EXERCISE PROMPT
Copy all lines of the listing that include the string "name".
"""
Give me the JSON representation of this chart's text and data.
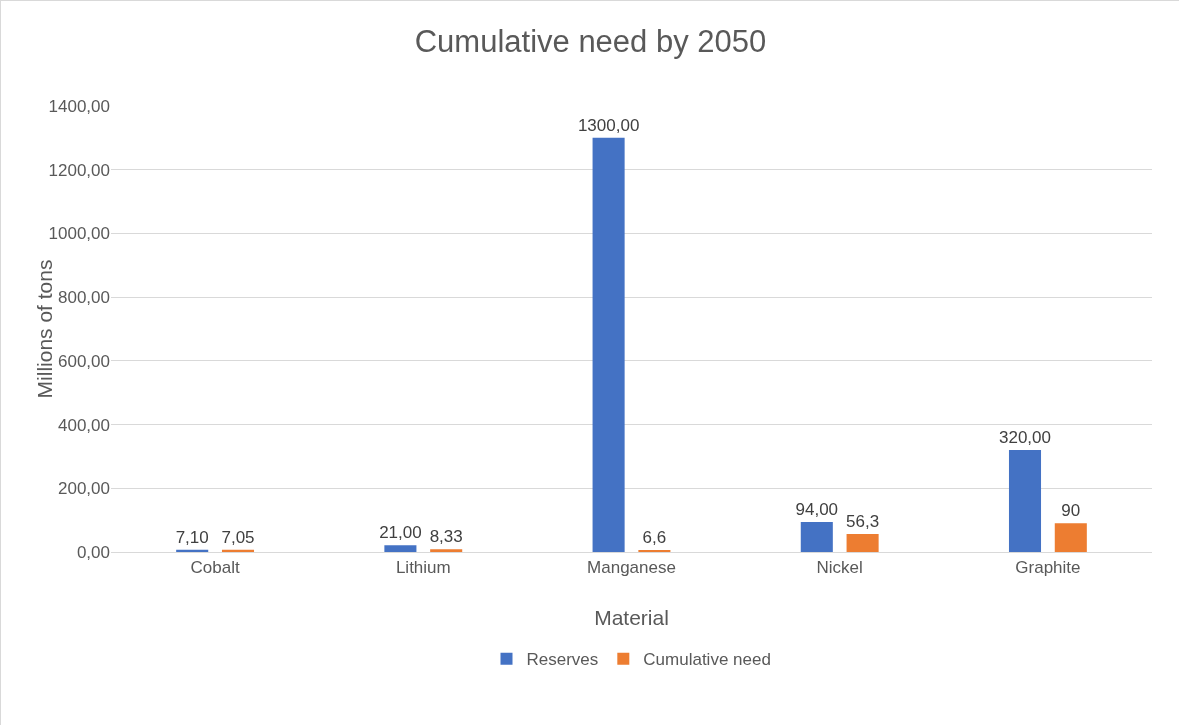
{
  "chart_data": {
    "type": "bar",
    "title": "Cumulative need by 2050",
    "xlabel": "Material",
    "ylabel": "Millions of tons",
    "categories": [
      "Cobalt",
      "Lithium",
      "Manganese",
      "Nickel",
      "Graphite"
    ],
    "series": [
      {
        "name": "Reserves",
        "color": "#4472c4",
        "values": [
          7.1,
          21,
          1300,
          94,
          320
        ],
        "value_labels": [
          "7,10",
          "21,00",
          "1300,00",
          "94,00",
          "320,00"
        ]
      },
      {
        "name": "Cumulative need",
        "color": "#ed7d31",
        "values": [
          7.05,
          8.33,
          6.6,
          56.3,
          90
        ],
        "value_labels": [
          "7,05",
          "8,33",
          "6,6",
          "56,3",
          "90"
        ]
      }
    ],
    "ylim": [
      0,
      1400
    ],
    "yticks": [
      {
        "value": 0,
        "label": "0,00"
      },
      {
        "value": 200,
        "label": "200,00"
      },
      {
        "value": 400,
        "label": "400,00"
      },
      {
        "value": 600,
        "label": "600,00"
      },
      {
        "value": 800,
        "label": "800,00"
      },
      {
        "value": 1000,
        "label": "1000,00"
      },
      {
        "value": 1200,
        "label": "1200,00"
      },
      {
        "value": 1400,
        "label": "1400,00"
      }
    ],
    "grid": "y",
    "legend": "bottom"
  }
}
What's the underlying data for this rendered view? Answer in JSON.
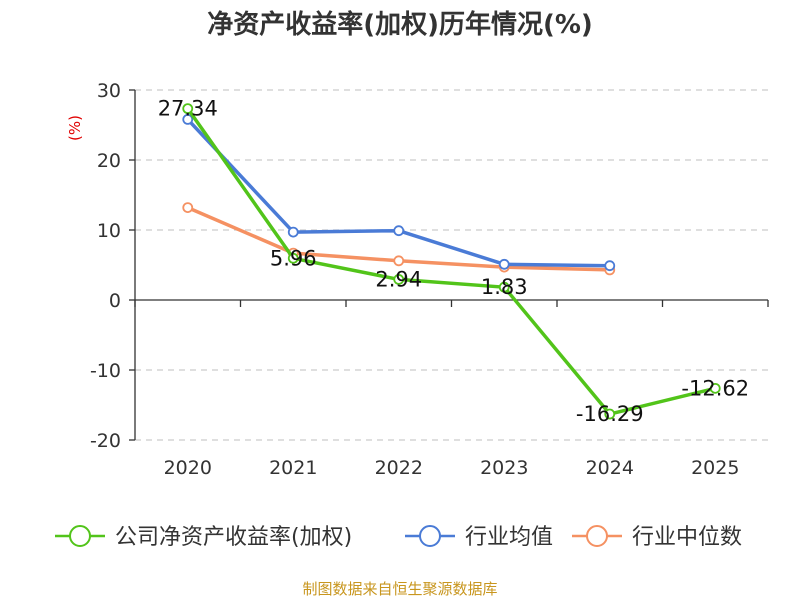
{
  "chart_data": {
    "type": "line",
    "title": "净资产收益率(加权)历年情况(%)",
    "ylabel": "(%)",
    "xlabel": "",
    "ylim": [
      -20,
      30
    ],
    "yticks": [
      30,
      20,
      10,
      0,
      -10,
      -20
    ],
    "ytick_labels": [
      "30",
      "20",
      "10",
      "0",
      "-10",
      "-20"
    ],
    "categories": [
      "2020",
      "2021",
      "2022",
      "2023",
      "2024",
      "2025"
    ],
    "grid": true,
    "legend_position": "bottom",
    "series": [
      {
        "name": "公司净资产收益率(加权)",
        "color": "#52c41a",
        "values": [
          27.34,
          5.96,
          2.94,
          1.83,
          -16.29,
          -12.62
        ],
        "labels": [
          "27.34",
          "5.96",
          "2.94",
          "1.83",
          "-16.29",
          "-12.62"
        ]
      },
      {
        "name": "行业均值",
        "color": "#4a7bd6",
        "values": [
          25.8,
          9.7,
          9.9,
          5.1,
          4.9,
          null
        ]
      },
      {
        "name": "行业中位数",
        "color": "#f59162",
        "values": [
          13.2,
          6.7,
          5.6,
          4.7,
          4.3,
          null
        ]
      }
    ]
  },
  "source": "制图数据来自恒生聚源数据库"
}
"""
RESPONSE
        "name": "Reserves",
        "name": "Cumulative need",
        "name": "公司净资产收益率(加权)",
        "name": "行业均值",
        "name": "行业中位数",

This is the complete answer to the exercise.